• What to work on
Whenever a line contains the string "this", copy it out of the entries.

• Dataset records

━━━

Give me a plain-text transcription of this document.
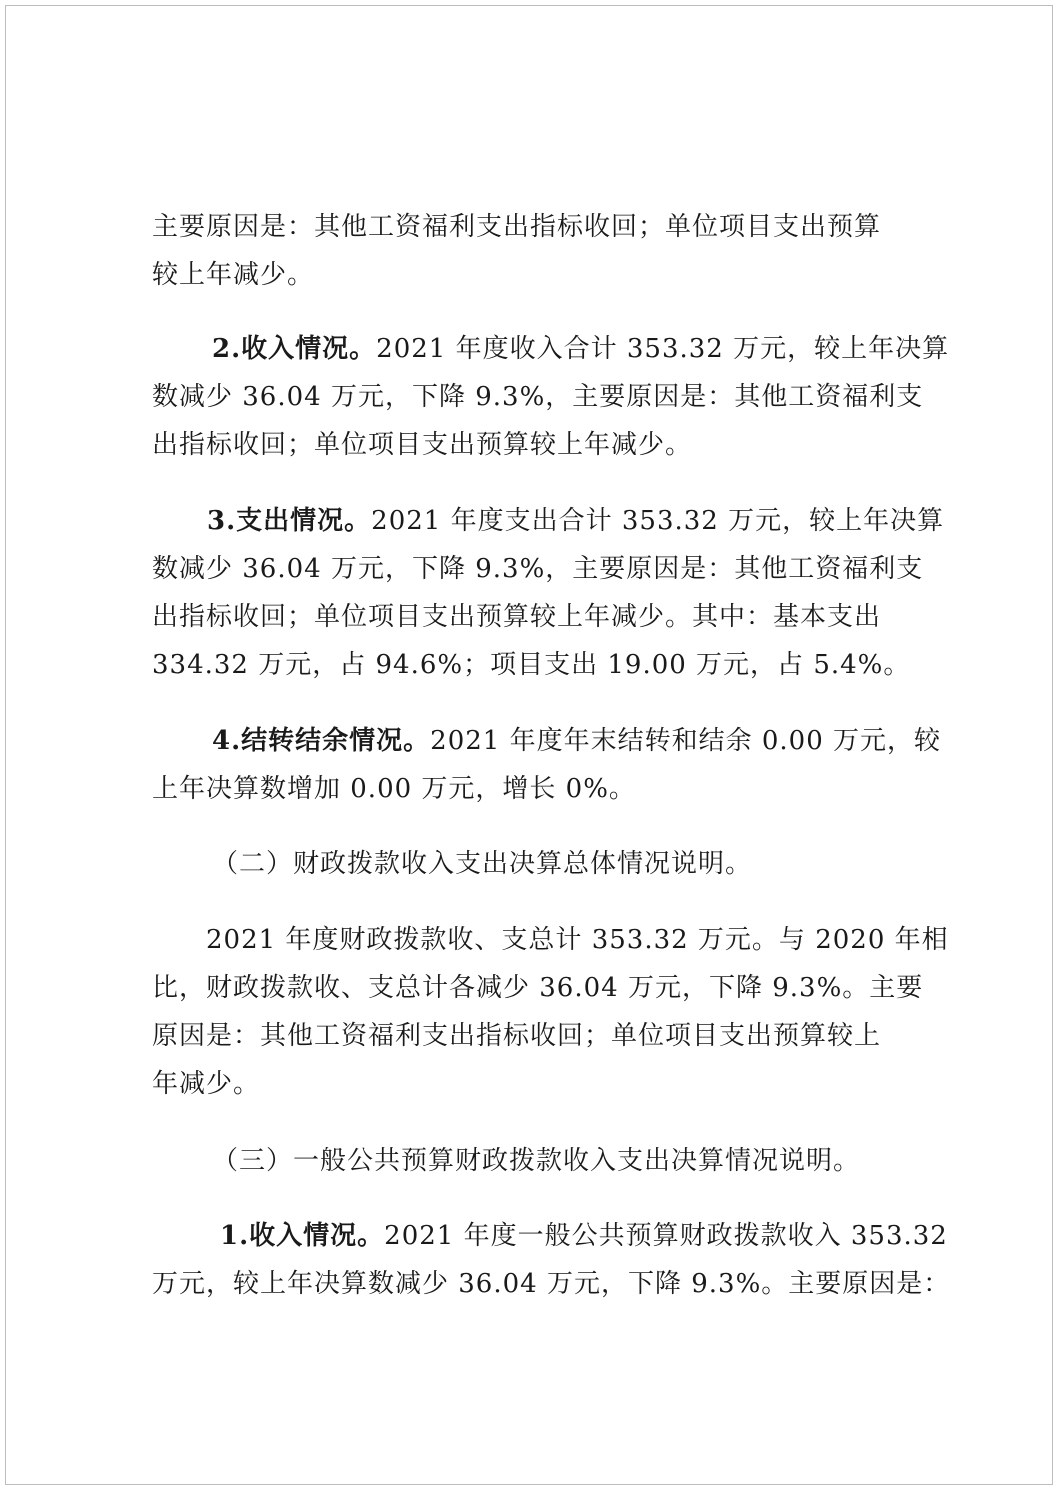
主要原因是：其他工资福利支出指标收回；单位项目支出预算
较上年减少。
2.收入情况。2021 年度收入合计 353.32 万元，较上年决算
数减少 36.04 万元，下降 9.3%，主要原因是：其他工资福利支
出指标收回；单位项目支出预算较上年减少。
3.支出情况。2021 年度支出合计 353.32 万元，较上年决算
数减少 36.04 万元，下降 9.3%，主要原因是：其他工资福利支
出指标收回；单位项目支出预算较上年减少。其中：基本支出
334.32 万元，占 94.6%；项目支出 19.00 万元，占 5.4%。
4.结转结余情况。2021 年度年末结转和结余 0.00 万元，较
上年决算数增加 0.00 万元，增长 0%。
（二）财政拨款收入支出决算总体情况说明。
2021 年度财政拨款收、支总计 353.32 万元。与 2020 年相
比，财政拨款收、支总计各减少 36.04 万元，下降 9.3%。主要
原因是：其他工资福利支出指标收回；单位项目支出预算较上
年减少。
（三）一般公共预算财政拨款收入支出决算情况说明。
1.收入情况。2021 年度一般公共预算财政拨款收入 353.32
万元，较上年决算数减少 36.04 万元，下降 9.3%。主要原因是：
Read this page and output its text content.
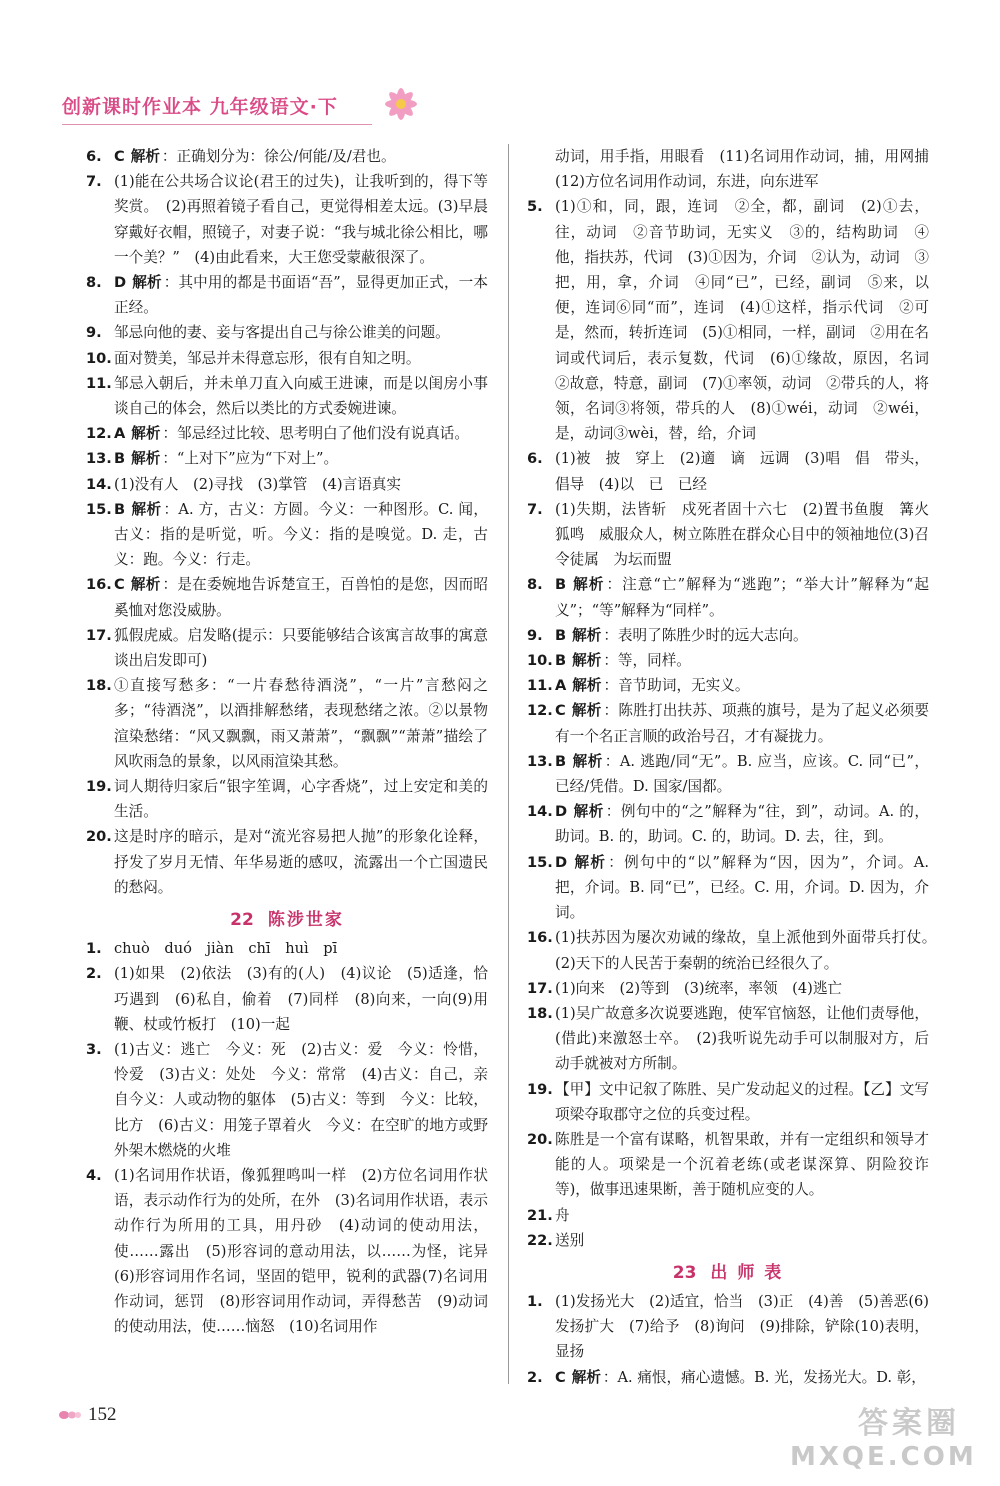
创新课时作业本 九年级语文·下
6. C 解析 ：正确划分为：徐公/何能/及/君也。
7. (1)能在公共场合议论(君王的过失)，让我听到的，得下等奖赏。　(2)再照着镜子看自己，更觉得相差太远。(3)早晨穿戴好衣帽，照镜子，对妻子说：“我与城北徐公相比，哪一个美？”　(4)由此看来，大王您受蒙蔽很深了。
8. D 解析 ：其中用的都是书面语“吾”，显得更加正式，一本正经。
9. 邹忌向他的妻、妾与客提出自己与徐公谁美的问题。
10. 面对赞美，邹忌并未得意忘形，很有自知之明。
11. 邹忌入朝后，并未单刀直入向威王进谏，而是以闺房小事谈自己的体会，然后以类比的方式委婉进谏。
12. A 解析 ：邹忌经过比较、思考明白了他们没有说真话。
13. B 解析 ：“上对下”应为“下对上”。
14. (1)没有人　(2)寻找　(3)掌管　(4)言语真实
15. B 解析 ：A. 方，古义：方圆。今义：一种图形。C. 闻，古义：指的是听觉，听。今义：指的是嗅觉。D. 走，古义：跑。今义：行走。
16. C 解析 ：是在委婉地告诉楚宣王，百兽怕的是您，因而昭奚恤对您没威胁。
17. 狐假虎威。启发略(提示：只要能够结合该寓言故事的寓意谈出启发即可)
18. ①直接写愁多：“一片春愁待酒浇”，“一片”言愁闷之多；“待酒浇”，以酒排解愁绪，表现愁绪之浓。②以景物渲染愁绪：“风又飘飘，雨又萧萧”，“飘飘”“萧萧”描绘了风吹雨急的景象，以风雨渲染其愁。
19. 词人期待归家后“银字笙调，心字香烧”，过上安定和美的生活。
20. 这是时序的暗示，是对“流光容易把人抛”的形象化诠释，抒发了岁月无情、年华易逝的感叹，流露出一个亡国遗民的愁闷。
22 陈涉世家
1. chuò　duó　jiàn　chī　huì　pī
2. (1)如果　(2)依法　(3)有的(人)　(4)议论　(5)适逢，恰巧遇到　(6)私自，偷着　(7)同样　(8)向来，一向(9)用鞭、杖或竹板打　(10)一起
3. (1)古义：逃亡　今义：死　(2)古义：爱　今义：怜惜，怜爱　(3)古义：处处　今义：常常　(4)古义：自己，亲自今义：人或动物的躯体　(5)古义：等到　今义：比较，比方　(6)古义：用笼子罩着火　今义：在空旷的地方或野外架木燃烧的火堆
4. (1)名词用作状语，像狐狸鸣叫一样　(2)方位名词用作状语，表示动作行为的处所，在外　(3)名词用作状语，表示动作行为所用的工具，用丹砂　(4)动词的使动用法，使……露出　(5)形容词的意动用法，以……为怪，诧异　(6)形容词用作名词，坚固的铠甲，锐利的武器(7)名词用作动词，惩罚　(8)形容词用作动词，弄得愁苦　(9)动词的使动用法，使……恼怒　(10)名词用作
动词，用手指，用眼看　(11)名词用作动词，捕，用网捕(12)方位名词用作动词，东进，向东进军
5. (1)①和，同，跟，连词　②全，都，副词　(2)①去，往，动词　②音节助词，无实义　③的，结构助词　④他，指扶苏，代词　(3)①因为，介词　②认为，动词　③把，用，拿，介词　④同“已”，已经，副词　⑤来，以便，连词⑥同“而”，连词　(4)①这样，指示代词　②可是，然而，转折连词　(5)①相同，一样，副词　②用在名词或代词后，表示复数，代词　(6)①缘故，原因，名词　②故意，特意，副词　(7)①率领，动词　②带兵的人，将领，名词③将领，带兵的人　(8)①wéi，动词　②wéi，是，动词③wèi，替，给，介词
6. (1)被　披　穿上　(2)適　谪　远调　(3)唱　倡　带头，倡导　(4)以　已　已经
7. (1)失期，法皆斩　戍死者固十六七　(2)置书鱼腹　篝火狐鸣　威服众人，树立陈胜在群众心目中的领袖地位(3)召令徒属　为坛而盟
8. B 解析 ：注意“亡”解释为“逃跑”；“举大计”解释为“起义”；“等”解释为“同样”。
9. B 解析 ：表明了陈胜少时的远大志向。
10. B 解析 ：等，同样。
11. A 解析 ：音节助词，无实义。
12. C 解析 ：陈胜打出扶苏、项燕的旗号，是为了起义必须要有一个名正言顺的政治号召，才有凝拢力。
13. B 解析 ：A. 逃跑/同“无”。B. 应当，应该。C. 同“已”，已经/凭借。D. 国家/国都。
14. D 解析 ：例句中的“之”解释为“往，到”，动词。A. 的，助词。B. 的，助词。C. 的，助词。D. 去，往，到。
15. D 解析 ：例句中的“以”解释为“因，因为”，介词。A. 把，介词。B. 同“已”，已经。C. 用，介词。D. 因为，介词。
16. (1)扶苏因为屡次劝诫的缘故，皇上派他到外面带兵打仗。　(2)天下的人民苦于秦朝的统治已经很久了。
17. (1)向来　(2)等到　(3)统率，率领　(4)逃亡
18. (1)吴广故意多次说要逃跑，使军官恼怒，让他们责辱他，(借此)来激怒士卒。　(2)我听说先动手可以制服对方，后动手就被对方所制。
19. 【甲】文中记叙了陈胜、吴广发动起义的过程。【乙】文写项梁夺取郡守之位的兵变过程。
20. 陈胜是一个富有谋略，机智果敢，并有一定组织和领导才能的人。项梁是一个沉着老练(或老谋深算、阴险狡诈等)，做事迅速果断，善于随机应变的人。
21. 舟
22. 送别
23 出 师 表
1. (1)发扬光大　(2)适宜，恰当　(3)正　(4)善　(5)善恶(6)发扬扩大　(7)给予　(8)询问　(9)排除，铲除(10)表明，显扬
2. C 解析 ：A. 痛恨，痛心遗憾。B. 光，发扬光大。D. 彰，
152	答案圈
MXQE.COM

━━━

• Solution
Give me a plain-text transcription of this document.
Read this page and output its text content.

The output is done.